=== REQUIRED WORK ===
Check each line below for the word "ينقص" and give the number of lines that have it, nothing more.
============
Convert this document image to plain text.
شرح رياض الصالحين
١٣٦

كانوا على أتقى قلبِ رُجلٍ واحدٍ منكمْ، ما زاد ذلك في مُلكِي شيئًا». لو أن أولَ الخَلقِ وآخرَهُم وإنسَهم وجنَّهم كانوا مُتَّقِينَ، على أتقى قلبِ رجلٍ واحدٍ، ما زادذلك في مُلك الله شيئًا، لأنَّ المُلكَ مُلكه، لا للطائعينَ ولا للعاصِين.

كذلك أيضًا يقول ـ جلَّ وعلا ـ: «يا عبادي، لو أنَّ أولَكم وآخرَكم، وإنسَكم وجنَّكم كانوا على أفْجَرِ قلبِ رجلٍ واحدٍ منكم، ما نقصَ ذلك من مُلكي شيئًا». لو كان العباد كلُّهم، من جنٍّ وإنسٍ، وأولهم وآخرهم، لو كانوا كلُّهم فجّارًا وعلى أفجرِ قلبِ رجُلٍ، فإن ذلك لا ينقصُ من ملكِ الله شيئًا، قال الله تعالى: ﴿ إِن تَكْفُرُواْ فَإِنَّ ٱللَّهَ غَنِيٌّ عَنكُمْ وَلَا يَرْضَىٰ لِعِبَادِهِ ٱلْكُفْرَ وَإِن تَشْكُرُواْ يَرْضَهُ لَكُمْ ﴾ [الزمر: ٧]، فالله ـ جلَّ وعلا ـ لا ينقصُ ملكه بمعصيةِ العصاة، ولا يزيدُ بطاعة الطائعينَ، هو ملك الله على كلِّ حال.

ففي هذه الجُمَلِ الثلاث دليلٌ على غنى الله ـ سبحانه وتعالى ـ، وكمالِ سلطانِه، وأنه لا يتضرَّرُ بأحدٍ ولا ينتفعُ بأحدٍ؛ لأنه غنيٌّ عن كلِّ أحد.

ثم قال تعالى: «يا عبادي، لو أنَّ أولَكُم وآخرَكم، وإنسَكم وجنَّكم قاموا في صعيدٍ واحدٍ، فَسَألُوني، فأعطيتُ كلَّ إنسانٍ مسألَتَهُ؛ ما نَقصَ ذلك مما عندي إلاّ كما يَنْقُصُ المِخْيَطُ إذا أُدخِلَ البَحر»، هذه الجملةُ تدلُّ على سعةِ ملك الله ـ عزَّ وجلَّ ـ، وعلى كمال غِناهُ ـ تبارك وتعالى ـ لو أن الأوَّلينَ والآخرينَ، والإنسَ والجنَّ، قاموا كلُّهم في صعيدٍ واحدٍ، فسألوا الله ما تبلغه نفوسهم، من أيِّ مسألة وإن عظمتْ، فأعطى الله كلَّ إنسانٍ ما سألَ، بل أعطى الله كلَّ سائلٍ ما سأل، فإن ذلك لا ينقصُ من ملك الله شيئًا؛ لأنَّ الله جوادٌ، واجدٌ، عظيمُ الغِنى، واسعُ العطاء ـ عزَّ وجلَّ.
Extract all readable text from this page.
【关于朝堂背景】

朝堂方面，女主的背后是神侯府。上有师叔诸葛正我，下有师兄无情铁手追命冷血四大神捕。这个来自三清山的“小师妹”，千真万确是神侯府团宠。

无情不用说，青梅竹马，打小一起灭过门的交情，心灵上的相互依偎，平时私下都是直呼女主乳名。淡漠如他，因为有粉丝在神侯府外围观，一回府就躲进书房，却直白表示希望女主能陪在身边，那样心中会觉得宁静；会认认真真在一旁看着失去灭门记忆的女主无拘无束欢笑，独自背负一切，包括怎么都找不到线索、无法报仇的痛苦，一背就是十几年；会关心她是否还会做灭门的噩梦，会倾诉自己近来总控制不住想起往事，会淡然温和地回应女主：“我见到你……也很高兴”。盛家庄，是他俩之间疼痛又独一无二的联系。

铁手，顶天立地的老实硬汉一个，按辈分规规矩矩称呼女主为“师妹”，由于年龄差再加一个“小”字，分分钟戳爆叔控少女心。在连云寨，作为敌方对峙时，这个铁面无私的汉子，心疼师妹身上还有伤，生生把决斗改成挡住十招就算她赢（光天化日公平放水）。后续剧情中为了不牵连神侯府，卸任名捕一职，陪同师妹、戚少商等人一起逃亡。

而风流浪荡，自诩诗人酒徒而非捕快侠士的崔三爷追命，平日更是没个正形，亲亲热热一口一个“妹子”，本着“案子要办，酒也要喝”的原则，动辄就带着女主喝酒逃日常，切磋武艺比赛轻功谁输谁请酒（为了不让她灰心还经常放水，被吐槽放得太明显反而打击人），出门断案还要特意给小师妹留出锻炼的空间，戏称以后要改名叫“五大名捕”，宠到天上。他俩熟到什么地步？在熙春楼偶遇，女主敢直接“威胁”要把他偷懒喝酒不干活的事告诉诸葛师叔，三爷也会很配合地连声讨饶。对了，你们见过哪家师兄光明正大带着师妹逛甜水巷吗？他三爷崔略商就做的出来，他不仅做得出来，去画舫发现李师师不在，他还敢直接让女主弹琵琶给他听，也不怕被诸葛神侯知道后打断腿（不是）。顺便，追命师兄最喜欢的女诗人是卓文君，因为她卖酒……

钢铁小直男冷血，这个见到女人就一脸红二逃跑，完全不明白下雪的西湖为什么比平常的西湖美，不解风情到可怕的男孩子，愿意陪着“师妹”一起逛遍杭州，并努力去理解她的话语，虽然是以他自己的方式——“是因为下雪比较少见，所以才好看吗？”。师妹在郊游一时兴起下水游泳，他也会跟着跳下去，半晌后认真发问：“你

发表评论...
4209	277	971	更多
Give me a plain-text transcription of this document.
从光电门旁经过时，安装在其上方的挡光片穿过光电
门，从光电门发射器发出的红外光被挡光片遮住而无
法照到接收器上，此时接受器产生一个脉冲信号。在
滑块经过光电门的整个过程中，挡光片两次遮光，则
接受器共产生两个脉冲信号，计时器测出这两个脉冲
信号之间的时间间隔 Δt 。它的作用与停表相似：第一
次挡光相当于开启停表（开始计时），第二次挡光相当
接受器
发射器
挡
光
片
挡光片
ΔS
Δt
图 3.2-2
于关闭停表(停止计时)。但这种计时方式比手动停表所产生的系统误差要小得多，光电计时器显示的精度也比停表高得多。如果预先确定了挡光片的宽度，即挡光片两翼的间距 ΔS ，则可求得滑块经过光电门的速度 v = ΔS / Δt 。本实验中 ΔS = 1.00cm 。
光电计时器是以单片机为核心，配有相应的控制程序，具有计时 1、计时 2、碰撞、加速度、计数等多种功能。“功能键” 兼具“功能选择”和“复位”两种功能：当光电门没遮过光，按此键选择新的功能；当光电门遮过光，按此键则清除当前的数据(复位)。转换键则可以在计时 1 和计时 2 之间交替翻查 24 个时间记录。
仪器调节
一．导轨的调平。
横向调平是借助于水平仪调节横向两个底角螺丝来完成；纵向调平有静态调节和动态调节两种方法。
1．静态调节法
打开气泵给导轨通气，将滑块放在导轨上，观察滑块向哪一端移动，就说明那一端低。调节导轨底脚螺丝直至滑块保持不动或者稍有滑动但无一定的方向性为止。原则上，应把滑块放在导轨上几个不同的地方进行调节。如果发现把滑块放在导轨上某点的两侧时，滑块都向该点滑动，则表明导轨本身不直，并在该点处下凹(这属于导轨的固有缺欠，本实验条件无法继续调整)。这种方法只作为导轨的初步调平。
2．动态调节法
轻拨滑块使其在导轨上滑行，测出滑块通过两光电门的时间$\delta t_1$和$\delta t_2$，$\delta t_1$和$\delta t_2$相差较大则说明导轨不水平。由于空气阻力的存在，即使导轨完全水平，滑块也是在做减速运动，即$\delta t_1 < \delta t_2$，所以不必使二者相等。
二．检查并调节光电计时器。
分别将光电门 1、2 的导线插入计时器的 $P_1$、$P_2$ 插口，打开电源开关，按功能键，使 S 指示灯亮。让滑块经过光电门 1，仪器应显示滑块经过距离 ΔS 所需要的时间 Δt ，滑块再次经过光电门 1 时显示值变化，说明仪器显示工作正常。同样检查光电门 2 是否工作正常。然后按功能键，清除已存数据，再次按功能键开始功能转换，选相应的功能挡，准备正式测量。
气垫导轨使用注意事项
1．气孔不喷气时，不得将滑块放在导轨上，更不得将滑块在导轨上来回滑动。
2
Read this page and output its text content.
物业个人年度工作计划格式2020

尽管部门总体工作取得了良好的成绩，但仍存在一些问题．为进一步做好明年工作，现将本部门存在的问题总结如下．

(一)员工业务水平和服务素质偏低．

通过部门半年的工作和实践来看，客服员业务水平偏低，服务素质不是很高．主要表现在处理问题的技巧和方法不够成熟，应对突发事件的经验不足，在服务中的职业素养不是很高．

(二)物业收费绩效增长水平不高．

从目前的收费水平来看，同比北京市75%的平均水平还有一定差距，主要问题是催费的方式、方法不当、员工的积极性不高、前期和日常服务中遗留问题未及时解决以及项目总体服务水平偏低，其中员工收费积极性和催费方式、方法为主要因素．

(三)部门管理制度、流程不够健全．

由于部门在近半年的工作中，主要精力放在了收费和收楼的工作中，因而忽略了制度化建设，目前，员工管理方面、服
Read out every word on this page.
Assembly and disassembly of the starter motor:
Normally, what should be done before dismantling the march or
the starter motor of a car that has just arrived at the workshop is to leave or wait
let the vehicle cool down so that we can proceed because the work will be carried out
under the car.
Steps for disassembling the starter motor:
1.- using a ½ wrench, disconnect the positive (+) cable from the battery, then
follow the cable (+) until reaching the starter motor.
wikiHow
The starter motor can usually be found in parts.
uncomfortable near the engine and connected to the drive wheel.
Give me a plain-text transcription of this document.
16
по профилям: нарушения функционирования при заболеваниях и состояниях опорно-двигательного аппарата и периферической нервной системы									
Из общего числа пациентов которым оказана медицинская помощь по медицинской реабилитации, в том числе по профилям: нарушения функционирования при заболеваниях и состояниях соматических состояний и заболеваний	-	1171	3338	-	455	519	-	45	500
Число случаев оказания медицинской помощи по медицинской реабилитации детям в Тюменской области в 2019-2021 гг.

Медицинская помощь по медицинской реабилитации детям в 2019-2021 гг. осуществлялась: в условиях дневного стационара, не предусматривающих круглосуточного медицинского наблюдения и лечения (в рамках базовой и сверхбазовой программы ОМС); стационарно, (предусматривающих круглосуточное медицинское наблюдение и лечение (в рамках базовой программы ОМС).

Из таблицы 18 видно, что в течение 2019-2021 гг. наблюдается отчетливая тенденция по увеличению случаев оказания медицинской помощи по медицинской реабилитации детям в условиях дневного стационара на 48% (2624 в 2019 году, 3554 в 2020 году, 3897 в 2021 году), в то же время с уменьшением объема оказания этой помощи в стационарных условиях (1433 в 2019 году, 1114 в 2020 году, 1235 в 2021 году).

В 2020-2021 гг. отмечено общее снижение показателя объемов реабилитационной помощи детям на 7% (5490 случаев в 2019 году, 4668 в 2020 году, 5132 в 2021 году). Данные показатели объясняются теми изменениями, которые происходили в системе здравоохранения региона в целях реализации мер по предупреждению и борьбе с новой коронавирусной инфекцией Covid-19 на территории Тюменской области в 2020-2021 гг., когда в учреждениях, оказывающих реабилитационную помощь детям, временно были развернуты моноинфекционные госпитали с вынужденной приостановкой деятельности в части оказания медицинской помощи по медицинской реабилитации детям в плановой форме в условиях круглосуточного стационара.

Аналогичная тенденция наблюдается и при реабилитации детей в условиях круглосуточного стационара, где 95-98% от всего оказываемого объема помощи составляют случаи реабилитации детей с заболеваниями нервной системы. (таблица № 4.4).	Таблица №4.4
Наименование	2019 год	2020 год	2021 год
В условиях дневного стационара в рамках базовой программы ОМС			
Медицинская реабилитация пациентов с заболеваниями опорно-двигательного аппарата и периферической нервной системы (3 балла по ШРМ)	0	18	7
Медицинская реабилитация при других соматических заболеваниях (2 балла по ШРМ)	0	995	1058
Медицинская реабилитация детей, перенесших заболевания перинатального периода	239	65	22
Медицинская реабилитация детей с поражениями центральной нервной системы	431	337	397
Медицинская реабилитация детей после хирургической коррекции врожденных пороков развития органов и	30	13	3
============
=== EXERCISE OUTPUT ===
2